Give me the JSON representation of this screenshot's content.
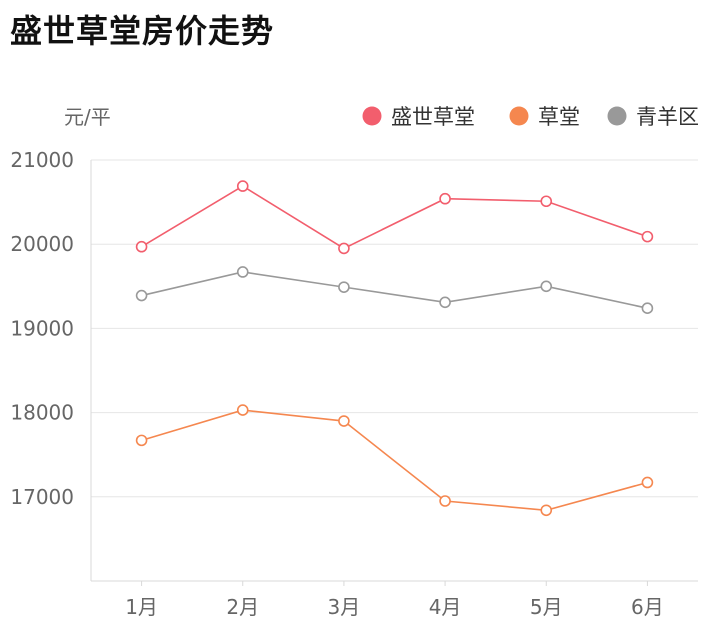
{
  "chart_data": {
    "type": "line",
    "title": "盛世草堂房价走势",
    "y_unit": "元/平",
    "categories": [
      "1月",
      "2月",
      "3月",
      "4月",
      "5月",
      "6月"
    ],
    "ylim": [
      16000,
      21000
    ],
    "yticks": [
      17000,
      18000,
      19000,
      20000,
      21000
    ],
    "grid": true,
    "legend_position": "top-right",
    "series": [
      {
        "name": "盛世草堂",
        "color": "#f25e6d",
        "values": [
          19970,
          20690,
          19950,
          20540,
          20510,
          20090
        ]
      },
      {
        "name": "草堂",
        "color": "#f5874f",
        "values": [
          17670,
          18030,
          17900,
          16950,
          16840,
          17170
        ]
      },
      {
        "name": "青羊区",
        "color": "#999999",
        "values": [
          19390,
          19670,
          19490,
          19310,
          19500,
          19240
        ]
      }
    ]
  }
}
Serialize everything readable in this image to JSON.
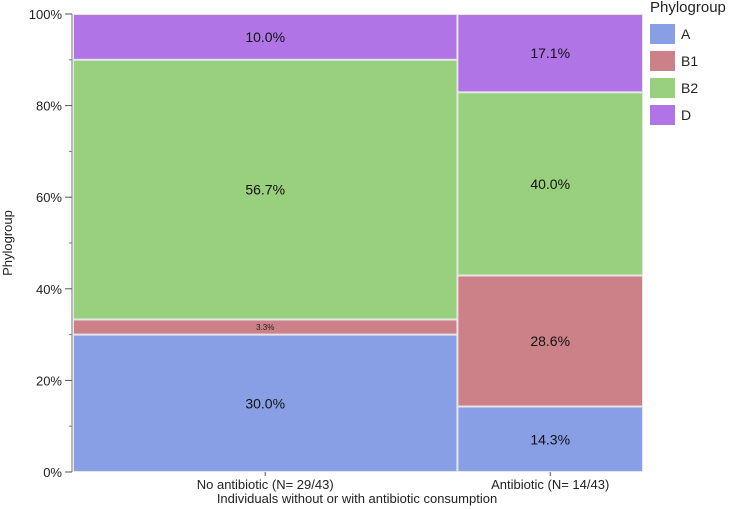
{
  "chart_data": {
    "type": "bar",
    "subtype": "mosaic",
    "title": "",
    "xlabel": "Individuals without or with antibiotic consumption",
    "ylabel": "Phylogroup",
    "ylim": [
      0,
      100
    ],
    "y_ticks": [
      "0%",
      "20%",
      "40%",
      "60%",
      "80%",
      "100%"
    ],
    "categories": [
      "No antibiotic (N= 29/43)",
      "Antibiotic (N= 14/43)"
    ],
    "column_shares": [
      29,
      14
    ],
    "legend": {
      "title": "Phylogroup",
      "placement": "right",
      "entries": [
        "A",
        "B1",
        "B2",
        "D"
      ]
    },
    "series": [
      {
        "name": "A",
        "color": "#889fe6",
        "values": [
          30.0,
          14.3
        ],
        "labels": [
          "30.0%",
          "14.3%"
        ]
      },
      {
        "name": "B1",
        "color": "#cc8088",
        "values": [
          3.3,
          28.6
        ],
        "labels": [
          "3.3%",
          "28.6%"
        ]
      },
      {
        "name": "B2",
        "color": "#98d07e",
        "values": [
          56.7,
          40.0
        ],
        "labels": [
          "56.7%",
          "40.0%"
        ]
      },
      {
        "name": "D",
        "color": "#b074e6",
        "values": [
          10.0,
          17.1
        ],
        "labels": [
          "10.0%",
          "17.1%"
        ]
      }
    ]
  }
}
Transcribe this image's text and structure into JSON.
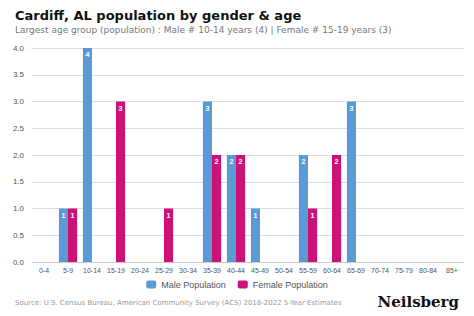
{
  "chart_data": {
    "type": "bar",
    "title": "Cardiff, AL population by gender & age",
    "subtitle": "Largest age group (population) : Male # 10-14 years (4) | Female # 15-19 years (3)",
    "source": "Source: U.S. Census Bureau, American Community Survey (ACS) 2018-2022 5-Year Estimates",
    "annotations": [
      "Neilsberg"
    ],
    "categories": [
      "0-4",
      "5-9",
      "10-14",
      "15-19",
      "20-24",
      "25-29",
      "30-34",
      "35-39",
      "40-44",
      "45-49",
      "50-54",
      "55-59",
      "60-64",
      "65-69",
      "70-74",
      "75-79",
      "80-84",
      "85+"
    ],
    "series": [
      {
        "name": "Male Population",
        "color": "#5B9BD5",
        "values": [
          0,
          1,
          4,
          0,
          0,
          0,
          0,
          3,
          2,
          1,
          0,
          2,
          0,
          3,
          0,
          0,
          0,
          0
        ]
      },
      {
        "name": "Female Population",
        "color": "#CC1177",
        "values": [
          0,
          1,
          0,
          3,
          0,
          1,
          0,
          2,
          2,
          0,
          0,
          1,
          2,
          0,
          0,
          0,
          0,
          0
        ]
      }
    ],
    "ylim": [
      0,
      4
    ],
    "yticks": [
      {
        "value": 0,
        "label": "0.0"
      },
      {
        "value": 0.5,
        "label": "0.5"
      },
      {
        "value": 1,
        "label": "1.0"
      },
      {
        "value": 1.5,
        "label": "1.5"
      },
      {
        "value": 2,
        "label": "2.0"
      },
      {
        "value": 2.5,
        "label": "2.5"
      },
      {
        "value": 3,
        "label": "3.0"
      },
      {
        "value": 3.5,
        "label": "3.5"
      },
      {
        "value": 4,
        "label": "4.0"
      }
    ],
    "grid": true,
    "legend": "bottom",
    "data_labels": true
  }
}
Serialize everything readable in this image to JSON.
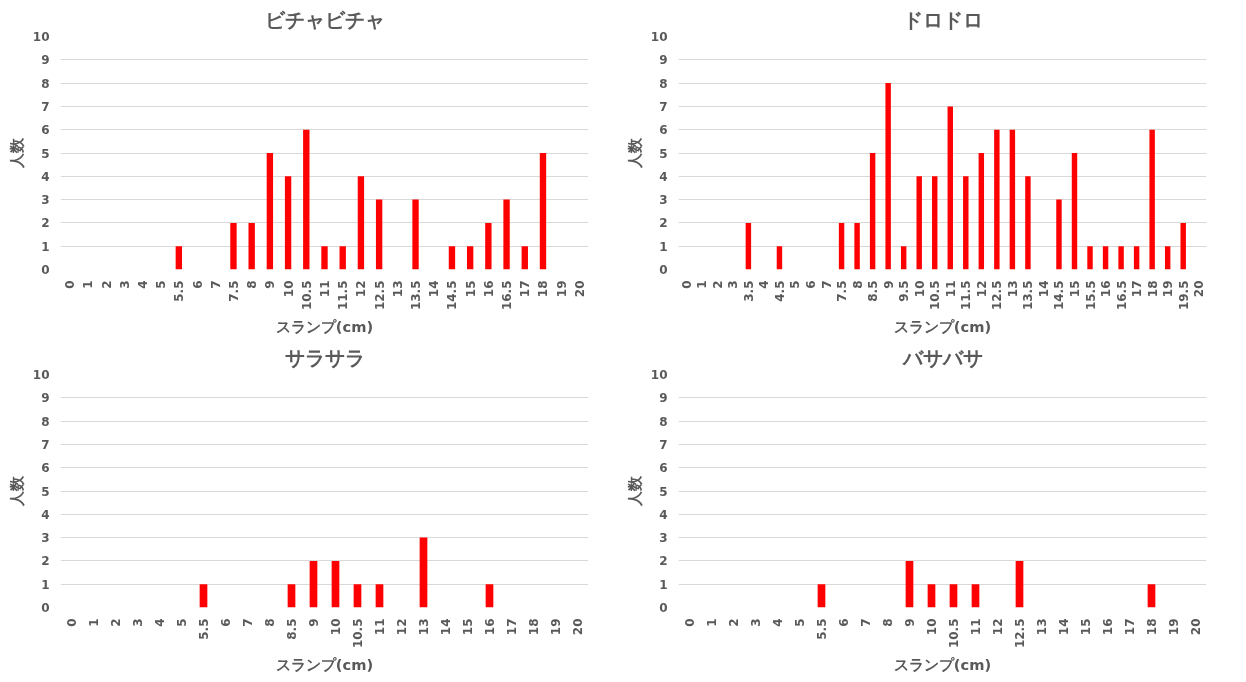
{
  "chart_data": [
    {
      "type": "bar",
      "title": "ビチャビチャ",
      "xlabel": "スランプ(cm)",
      "ylabel": "人数",
      "categories": [
        "0",
        "1",
        "2",
        "3",
        "4",
        "5",
        "5.5",
        "6",
        "7",
        "7.5",
        "8",
        "9",
        "10",
        "10.5",
        "11",
        "11.5",
        "12",
        "12.5",
        "13",
        "13.5",
        "14",
        "14.5",
        "15",
        "16",
        "16.5",
        "17",
        "18",
        "19",
        "20"
      ],
      "values": [
        0,
        0,
        0,
        0,
        0,
        0,
        1,
        0,
        0,
        2,
        2,
        5,
        4,
        6,
        1,
        1,
        4,
        3,
        0,
        3,
        0,
        1,
        1,
        2,
        3,
        1,
        5,
        0,
        0
      ],
      "color": "#ff0000",
      "ylim": [
        0,
        10
      ],
      "yticks": [
        0,
        1,
        2,
        3,
        4,
        5,
        6,
        7,
        8,
        9,
        10
      ],
      "grid": "y"
    },
    {
      "type": "bar",
      "title": "ドロドロ",
      "xlabel": "スランプ(cm)",
      "ylabel": "人数",
      "categories": [
        "0",
        "1",
        "2",
        "3",
        "3.5",
        "4",
        "4.5",
        "5",
        "6",
        "7",
        "7.5",
        "8",
        "8.5",
        "9",
        "9.5",
        "10",
        "10.5",
        "11",
        "11.5",
        "12",
        "12.5",
        "13",
        "13.5",
        "14",
        "14.5",
        "15",
        "15.5",
        "16",
        "16.5",
        "17",
        "18",
        "19",
        "19.5",
        "20"
      ],
      "values": [
        0,
        0,
        0,
        0,
        2,
        0,
        1,
        0,
        0,
        0,
        2,
        2,
        5,
        8,
        1,
        4,
        4,
        7,
        4,
        5,
        6,
        6,
        4,
        0,
        3,
        5,
        1,
        1,
        1,
        1,
        6,
        1,
        2,
        0
      ],
      "color": "#ff0000",
      "ylim": [
        0,
        10
      ],
      "yticks": [
        0,
        1,
        2,
        3,
        4,
        5,
        6,
        7,
        8,
        9,
        10
      ],
      "grid": "y"
    },
    {
      "type": "bar",
      "title": "サラサラ",
      "xlabel": "スランプ(cm)",
      "ylabel": "人数",
      "categories": [
        "0",
        "1",
        "2",
        "3",
        "4",
        "5",
        "5.5",
        "6",
        "7",
        "8",
        "8.5",
        "9",
        "10",
        "10.5",
        "11",
        "12",
        "13",
        "14",
        "15",
        "16",
        "17",
        "18",
        "19",
        "20"
      ],
      "values": [
        0,
        0,
        0,
        0,
        0,
        0,
        1,
        0,
        0,
        0,
        1,
        2,
        2,
        1,
        1,
        0,
        3,
        0,
        0,
        1,
        0,
        0,
        0,
        0
      ],
      "color": "#ff0000",
      "ylim": [
        0,
        10
      ],
      "yticks": [
        0,
        1,
        2,
        3,
        4,
        5,
        6,
        7,
        8,
        9,
        10
      ],
      "grid": "y"
    },
    {
      "type": "bar",
      "title": "バサバサ",
      "xlabel": "スランプ(cm)",
      "ylabel": "人数",
      "categories": [
        "0",
        "1",
        "2",
        "3",
        "4",
        "5",
        "5.5",
        "6",
        "7",
        "8",
        "9",
        "10",
        "10.5",
        "11",
        "12",
        "12.5",
        "13",
        "14",
        "15",
        "16",
        "17",
        "18",
        "19",
        "20"
      ],
      "values": [
        0,
        0,
        0,
        0,
        0,
        0,
        1,
        0,
        0,
        0,
        2,
        1,
        1,
        1,
        0,
        2,
        0,
        0,
        0,
        0,
        0,
        1,
        0,
        0
      ],
      "color": "#ff0000",
      "ylim": [
        0,
        10
      ],
      "yticks": [
        0,
        1,
        2,
        3,
        4,
        5,
        6,
        7,
        8,
        9,
        10
      ],
      "grid": "y"
    }
  ]
}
++++++++++++++++++++
What to produce »
Identify each line containing the string "Phylogroup" and copy it out.

Exercise result »
    "ylabel": "Phylogroup",
      "title": "Phylogroup",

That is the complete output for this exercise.